(Data extracted from a collection)
--- Start ---

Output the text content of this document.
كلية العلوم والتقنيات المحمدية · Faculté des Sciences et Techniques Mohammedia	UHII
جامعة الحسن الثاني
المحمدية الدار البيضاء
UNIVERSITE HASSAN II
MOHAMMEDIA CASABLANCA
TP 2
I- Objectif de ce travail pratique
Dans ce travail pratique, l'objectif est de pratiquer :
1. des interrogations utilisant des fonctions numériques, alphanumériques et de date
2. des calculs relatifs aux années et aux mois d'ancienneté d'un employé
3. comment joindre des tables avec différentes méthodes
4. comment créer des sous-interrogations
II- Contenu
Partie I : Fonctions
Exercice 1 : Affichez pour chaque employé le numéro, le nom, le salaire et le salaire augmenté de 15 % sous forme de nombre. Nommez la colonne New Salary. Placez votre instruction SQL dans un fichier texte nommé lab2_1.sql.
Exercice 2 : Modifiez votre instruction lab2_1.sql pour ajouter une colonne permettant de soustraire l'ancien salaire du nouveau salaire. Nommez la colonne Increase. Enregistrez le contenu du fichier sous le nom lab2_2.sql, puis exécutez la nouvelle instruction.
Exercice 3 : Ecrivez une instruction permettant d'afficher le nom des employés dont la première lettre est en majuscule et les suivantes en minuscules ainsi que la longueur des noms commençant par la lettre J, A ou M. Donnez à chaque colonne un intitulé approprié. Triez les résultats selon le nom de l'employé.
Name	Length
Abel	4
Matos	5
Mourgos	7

--- End ---

**Your objective:** The lines above should be duplicated exactly.

**Written response:**
Output the text content of this document.
كلية العلوم والتقنيات المحمدية · Faculté des Sciences et Techniques Mohammedia	UHII
جامعة الحسن الثاني
المحمدية الدار البيضاء
UNIVERSITE HASSAN II
MOHAMMEDIA CASABLANCA
TP 2
I- Objectif de ce travail pratique
Dans ce travail pratique, l'objectif est de pratiquer :
1. des interrogations utilisant des fonctions numériques, alphanumériques et de date
2. des calculs relatifs aux années et aux mois d'ancienneté d'un employé
3. comment joindre des tables avec différentes méthodes
4. comment créer des sous-interrogations
II- Contenu
Partie I : Fonctions
Exercice 1 : Affichez pour chaque employé le numéro, le nom, le salaire et le salaire augmenté de 15 % sous forme de nombre. Nommez la colonne New Salary. Placez votre instruction SQL dans un fichier texte nommé lab2_1.sql.
Exercice 2 : Modifiez votre instruction lab2_1.sql pour ajouter une colonne permettant de soustraire l'ancien salaire du nouveau salaire. Nommez la colonne Increase. Enregistrez le contenu du fichier sous le nom lab2_2.sql, puis exécutez la nouvelle instruction.
Exercice 3 : Ecrivez une instruction permettant d'afficher le nom des employés dont la première lettre est en majuscule et les suivantes en minuscules ainsi que la longueur des noms commençant par la lettre J, A ou M. Donnez à chaque colonne un intitulé approprié. Triez les résultats selon le nom de l'employé.
Name	Length
Abel	4
Matos	5
Mourgos	7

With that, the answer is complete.